• [Objective]: Answer with a number only: how many lines of the data contain "несоответствие"?

##### Stored data #####

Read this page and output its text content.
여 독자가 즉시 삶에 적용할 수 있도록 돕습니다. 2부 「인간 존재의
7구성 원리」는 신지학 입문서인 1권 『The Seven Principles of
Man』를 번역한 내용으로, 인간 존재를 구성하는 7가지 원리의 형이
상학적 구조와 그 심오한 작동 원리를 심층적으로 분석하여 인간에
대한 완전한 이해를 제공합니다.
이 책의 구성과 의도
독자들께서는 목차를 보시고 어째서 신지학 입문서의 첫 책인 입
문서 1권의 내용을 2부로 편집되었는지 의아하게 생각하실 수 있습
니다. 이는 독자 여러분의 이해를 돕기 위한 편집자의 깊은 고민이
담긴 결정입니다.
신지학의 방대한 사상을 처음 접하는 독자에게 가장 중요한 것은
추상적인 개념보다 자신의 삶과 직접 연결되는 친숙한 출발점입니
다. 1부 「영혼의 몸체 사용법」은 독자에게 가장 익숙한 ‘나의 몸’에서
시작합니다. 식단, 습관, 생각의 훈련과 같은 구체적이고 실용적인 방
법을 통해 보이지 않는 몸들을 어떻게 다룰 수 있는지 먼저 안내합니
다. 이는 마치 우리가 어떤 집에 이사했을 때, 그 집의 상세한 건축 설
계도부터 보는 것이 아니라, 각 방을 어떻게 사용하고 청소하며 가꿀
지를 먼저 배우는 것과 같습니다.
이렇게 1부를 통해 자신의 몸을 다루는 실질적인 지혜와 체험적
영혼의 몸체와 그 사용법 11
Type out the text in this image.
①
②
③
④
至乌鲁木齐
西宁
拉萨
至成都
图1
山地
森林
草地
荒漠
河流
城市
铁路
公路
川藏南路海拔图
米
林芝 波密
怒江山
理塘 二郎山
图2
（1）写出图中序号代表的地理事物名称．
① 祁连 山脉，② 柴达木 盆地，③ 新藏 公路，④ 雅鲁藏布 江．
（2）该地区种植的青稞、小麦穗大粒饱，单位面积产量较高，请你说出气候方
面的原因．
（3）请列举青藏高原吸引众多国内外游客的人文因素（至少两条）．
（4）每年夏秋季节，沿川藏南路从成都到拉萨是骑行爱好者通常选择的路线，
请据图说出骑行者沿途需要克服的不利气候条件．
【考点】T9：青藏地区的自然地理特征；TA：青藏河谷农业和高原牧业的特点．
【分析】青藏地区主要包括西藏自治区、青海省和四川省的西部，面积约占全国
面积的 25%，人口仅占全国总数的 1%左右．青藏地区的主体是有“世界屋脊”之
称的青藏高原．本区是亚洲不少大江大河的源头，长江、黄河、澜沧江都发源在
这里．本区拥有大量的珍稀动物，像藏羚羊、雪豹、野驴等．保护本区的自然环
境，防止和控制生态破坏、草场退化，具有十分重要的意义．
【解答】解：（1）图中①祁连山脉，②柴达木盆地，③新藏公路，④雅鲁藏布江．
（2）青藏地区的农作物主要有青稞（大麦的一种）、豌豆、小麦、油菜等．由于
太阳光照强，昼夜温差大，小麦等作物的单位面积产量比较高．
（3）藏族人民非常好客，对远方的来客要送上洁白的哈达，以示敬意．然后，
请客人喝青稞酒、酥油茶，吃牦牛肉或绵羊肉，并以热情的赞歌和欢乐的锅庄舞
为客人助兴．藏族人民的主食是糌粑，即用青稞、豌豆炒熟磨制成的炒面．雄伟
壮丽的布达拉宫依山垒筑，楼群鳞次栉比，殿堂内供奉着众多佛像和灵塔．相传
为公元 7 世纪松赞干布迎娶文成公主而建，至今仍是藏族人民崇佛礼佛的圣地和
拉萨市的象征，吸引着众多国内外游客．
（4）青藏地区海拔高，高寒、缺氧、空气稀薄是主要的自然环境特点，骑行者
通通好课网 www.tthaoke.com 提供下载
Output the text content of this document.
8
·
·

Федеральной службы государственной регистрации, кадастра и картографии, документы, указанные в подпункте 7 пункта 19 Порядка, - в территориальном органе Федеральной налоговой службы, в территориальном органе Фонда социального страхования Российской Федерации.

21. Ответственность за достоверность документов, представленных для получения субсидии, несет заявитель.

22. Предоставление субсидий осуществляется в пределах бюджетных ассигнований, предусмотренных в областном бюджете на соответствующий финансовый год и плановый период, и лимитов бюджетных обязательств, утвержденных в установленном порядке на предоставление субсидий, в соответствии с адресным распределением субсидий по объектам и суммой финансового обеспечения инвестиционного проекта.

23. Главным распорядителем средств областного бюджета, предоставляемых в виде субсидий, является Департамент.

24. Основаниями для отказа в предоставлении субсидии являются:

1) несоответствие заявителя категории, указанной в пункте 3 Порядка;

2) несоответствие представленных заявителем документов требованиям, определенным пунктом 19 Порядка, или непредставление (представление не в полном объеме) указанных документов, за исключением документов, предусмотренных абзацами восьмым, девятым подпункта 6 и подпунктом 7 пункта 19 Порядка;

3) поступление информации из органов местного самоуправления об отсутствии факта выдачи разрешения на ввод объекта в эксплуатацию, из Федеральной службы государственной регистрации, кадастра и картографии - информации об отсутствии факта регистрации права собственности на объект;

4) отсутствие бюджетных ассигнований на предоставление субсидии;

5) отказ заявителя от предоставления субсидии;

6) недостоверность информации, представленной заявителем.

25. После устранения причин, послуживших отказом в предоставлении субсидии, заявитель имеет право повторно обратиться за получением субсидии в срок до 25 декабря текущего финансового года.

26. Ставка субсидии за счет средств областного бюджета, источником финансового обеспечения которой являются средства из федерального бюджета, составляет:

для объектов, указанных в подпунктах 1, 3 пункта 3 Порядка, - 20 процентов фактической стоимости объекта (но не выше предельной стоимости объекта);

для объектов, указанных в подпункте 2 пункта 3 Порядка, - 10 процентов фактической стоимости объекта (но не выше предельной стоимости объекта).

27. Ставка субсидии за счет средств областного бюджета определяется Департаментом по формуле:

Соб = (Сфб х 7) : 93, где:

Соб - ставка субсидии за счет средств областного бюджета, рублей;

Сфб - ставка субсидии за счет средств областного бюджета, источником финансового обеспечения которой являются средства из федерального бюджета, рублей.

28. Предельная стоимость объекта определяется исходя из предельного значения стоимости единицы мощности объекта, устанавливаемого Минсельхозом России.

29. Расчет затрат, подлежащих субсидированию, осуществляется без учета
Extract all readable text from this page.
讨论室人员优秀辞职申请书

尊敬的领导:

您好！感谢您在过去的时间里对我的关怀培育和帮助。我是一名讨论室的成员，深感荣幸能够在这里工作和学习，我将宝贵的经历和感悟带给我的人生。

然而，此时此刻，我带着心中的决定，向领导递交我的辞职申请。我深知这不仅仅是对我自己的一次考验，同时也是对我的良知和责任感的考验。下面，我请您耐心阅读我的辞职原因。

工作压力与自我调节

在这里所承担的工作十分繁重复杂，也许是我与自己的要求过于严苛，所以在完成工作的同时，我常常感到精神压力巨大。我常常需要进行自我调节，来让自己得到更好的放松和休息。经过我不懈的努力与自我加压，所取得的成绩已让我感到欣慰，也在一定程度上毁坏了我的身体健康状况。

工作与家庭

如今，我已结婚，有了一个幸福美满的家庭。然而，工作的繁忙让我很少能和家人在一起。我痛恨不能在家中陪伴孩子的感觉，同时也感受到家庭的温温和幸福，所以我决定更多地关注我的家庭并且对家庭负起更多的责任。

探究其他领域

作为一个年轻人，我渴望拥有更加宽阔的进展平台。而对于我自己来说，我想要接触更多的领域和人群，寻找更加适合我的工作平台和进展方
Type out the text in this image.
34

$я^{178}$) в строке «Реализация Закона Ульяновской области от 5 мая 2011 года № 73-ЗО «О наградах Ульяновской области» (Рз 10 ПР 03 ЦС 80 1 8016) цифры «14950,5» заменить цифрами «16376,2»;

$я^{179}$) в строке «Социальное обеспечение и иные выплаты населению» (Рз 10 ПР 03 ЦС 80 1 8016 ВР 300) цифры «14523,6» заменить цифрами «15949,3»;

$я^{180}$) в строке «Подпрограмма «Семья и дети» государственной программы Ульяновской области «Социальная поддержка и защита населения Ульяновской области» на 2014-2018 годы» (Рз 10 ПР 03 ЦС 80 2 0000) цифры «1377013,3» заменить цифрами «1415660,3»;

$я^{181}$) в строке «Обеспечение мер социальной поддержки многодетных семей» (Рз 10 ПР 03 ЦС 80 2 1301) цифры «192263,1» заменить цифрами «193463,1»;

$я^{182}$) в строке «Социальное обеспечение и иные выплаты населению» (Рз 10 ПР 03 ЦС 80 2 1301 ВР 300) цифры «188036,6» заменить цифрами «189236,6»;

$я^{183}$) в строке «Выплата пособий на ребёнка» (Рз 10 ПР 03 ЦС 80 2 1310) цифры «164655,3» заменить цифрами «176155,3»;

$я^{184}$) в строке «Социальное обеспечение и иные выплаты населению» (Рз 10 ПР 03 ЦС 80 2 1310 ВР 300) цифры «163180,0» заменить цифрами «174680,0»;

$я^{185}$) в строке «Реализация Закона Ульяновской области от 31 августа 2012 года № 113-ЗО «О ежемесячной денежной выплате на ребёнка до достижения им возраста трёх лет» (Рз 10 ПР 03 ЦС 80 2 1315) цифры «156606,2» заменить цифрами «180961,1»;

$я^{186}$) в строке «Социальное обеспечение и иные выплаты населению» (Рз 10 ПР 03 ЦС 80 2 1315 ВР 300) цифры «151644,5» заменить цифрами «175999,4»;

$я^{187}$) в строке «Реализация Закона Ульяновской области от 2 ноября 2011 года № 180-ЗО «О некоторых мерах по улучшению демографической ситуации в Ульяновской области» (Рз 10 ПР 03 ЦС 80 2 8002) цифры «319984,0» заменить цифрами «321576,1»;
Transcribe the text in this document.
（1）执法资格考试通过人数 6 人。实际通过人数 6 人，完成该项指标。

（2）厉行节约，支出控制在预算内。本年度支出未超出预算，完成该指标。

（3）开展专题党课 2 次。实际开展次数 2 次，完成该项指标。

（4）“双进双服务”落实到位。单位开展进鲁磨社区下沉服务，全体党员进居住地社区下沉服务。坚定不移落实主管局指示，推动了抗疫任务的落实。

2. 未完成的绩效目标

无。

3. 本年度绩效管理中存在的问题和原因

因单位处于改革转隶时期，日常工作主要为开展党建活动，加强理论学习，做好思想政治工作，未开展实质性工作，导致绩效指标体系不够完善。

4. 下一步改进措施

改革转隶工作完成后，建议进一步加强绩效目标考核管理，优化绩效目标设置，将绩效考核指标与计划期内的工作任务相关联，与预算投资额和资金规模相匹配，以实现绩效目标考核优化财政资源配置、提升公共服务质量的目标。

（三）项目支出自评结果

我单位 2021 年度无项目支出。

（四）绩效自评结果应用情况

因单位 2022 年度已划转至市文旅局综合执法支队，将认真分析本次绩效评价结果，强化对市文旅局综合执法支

#####

• [Solution for this exercise]: 2